• WHAT IS EXPECTED: Each entry below must be repeated exactly, with pictures left out.

• PROVIDED RECORDS:
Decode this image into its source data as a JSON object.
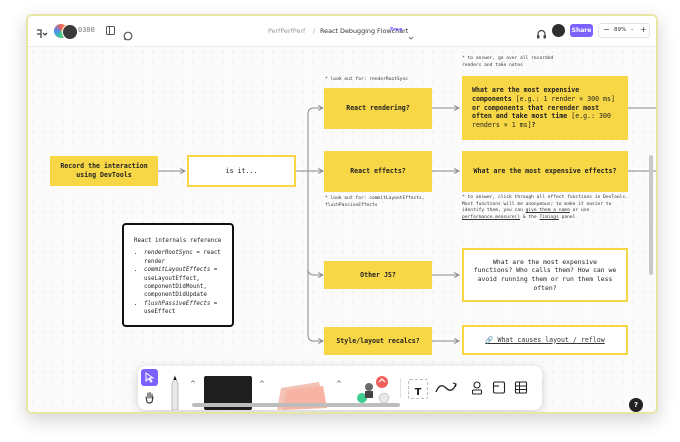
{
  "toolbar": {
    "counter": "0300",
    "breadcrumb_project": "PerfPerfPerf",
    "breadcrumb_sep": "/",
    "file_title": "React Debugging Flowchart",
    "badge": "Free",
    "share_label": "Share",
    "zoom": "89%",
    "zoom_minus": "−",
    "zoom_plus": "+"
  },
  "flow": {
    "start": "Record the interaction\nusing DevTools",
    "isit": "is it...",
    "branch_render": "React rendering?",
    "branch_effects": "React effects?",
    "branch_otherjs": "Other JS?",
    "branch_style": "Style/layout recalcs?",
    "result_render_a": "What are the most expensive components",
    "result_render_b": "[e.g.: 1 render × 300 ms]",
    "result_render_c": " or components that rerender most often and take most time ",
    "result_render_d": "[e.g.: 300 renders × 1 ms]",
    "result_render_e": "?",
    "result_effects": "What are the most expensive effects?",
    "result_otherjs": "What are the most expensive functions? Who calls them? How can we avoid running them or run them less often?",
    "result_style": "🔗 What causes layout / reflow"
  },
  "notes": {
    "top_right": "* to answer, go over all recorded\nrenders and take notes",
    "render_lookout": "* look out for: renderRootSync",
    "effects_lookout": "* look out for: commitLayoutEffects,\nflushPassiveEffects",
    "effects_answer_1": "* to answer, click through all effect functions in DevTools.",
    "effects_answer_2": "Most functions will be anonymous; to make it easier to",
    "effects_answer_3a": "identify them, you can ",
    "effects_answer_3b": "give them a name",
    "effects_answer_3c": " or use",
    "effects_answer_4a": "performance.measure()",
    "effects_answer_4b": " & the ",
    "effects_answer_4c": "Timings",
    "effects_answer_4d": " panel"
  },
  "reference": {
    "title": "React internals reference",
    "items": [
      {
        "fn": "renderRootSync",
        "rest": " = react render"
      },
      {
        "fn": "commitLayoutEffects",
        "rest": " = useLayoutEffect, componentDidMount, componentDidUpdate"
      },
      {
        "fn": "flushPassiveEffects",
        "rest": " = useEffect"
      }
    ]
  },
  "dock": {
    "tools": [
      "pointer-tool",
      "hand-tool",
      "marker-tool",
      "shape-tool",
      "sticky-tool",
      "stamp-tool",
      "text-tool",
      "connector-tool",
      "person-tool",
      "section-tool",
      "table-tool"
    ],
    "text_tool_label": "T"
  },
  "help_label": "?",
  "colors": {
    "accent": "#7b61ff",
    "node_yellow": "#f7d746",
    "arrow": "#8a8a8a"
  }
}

• EXERCISE SOLUTION:
Decode this image into its source data as a JSON object.
{
  "toolbar": {
    "counter": "0300",
    "breadcrumb_project": "PerfPerfPerf",
    "breadcrumb_sep": "/",
    "file_title": "React Debugging Flowchart",
    "badge": "Free",
    "share_label": "Share",
    "zoom": "89%",
    "zoom_minus": "−",
    "zoom_plus": "+"
  },
  "flow": {
    "start": "Record the interaction\nusing DevTools",
    "isit": "is it...",
    "branch_render": "React rendering?",
    "branch_effects": "React effects?",
    "branch_otherjs": "Other JS?",
    "branch_style": "Style/layout recalcs?",
    "result_render_a": "What are the most expensive components",
    "result_render_b": "[e.g.: 1 render × 300 ms]",
    "result_render_c": " or components that rerender most often and take most time ",
    "result_render_d": "[e.g.: 300 renders × 1 ms]",
    "result_render_e": "?",
    "result_effects": "What are the most expensive effects?",
    "result_otherjs": "What are the most expensive functions? Who calls them? How can we avoid running them or run them less often?",
    "result_style": "🔗 What causes layout / reflow"
  },
  "notes": {
    "top_right": "* to answer, go over all recorded\nrenders and take notes",
    "render_lookout": "* look out for: renderRootSync",
    "effects_lookout": "* look out for: commitLayoutEffects,\nflushPassiveEffects",
    "effects_answer_1": "* to answer, click through all effect functions in DevTools.",
    "effects_answer_2": "Most functions will be anonymous; to make it easier to",
    "effects_answer_3a": "identify them, you can ",
    "effects_answer_3b": "give them a name",
    "effects_answer_3c": " or use",
    "effects_answer_4a": "performance.measure()",
    "effects_answer_4b": " & the ",
    "effects_answer_4c": "Timings",
    "effects_answer_4d": " panel"
  },
  "reference": {
    "title": "React internals reference",
    "items": [
      {
        "fn": "renderRootSync",
        "rest": " = react render"
      },
      {
        "fn": "commitLayoutEffects",
        "rest": " = useLayoutEffect, componentDidMount, componentDidUpdate"
      },
      {
        "fn": "flushPassiveEffects",
        "rest": " = useEffect"
      }
    ]
  },
  "dock": {
    "tools": [
      "pointer-tool",
      "hand-tool",
      "marker-tool",
      "shape-tool",
      "sticky-tool",
      "stamp-tool",
      "text-tool",
      "connector-tool",
      "person-tool",
      "section-tool",
      "table-tool"
    ],
    "text_tool_label": "T"
  },
  "help_label": "?",
  "colors": {
    "accent": "#7b61ff",
    "node_yellow": "#f7d746",
    "arrow": "#8a8a8a"
  }
}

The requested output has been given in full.